● WORK TO DO: Repeat each entry as written, dropping any picture you find.

● DATA EXTRACT:

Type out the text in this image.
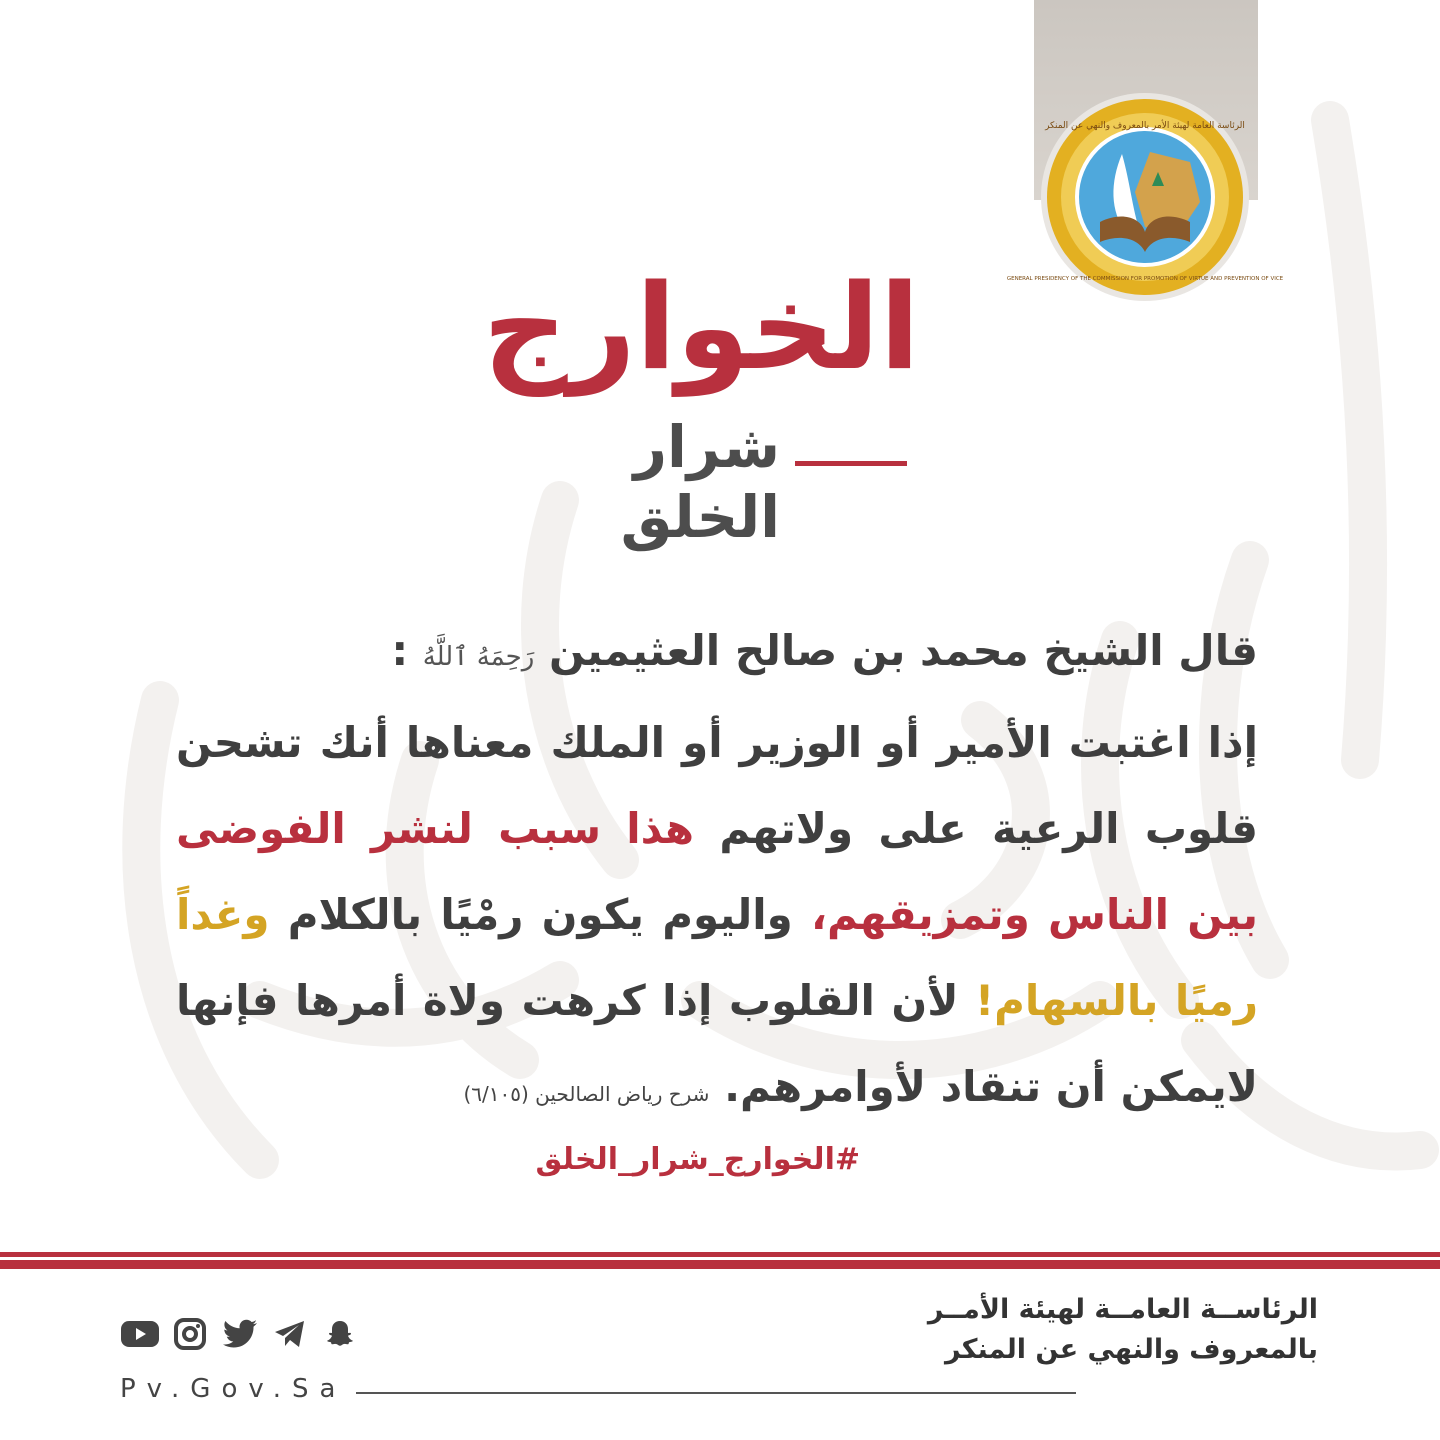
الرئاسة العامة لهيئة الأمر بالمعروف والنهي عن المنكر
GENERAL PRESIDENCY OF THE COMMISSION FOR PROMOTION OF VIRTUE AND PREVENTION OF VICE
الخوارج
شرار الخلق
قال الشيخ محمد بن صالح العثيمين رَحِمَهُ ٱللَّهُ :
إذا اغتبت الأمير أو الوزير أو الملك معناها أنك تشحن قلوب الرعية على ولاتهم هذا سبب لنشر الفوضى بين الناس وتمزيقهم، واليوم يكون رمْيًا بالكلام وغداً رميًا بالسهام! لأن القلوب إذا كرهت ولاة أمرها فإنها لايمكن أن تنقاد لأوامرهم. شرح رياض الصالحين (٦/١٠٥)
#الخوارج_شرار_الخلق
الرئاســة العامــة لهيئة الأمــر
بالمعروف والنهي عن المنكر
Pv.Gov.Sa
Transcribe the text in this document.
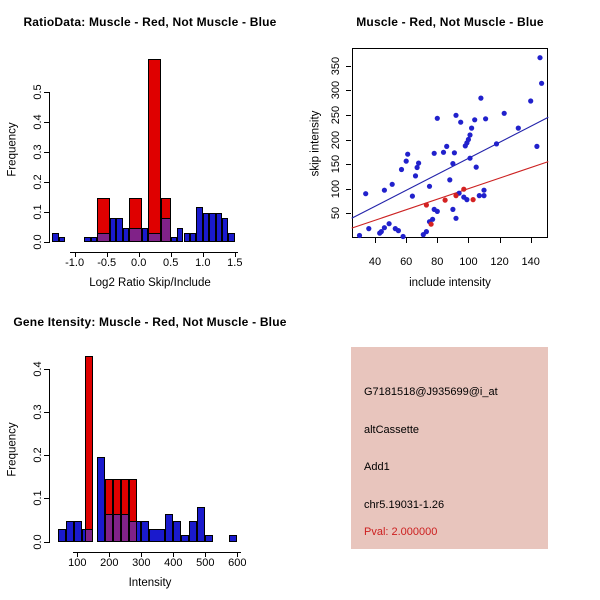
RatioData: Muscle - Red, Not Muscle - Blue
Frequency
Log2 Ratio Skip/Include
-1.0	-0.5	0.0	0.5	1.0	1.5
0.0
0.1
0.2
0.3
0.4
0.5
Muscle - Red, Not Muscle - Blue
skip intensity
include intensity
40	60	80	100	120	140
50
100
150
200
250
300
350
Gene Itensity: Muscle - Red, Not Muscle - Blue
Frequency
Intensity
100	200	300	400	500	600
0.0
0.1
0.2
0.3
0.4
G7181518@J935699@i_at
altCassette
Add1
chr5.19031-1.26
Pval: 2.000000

● RESPONSE:
Type out the text in this image.
الرئاسة العامة لهيئة الأمر بالمعروف والنهي عن المنكر
GENERAL PRESIDENCY OF THE COMMISSION FOR PROMOTION OF VIRTUE AND PREVENTION OF VICE
الخوارج
شرار الخلق
قال الشيخ محمد بن صالح العثيمين رَحِمَهُ ٱللَّهُ :
إذا اغتبت الأمير أو الوزير أو الملك معناها أنك تشحن قلوب الرعية على ولاتهم هذا سبب لنشر الفوضى بين الناس وتمزيقهم، واليوم يكون رمْيًا بالكلام وغداً رميًا بالسهام! لأن القلوب إذا كرهت ولاة أمرها فإنها لايمكن أن تنقاد لأوامرهم. شرح رياض الصالحين (٦/١٠٥)
#الخوارج_شرار_الخلق
الرئاســة العامــة لهيئة الأمــر
بالمعروف والنهي عن المنكر
Pv.Gov.Sa
Transcribe the text in this document.
RatioData: Muscle - Red, Not Muscle - Blue
Frequency
Log2 Ratio Skip/Include
-1.0	-0.5	0.0	0.5	1.0	1.5
0.0
0.1
0.2
0.3
0.4
0.5
Muscle - Red, Not Muscle - Blue
skip intensity
include intensity
40	60	80	100	120	140
50
100
150
200
250
300
350
Gene Itensity: Muscle - Red, Not Muscle - Blue
Frequency
Intensity
100	200	300	400	500	600
0.0
0.1
0.2
0.3
0.4
G7181518@J935699@i_at
altCassette
Add1
chr5.19031-1.26
Pval: 2.000000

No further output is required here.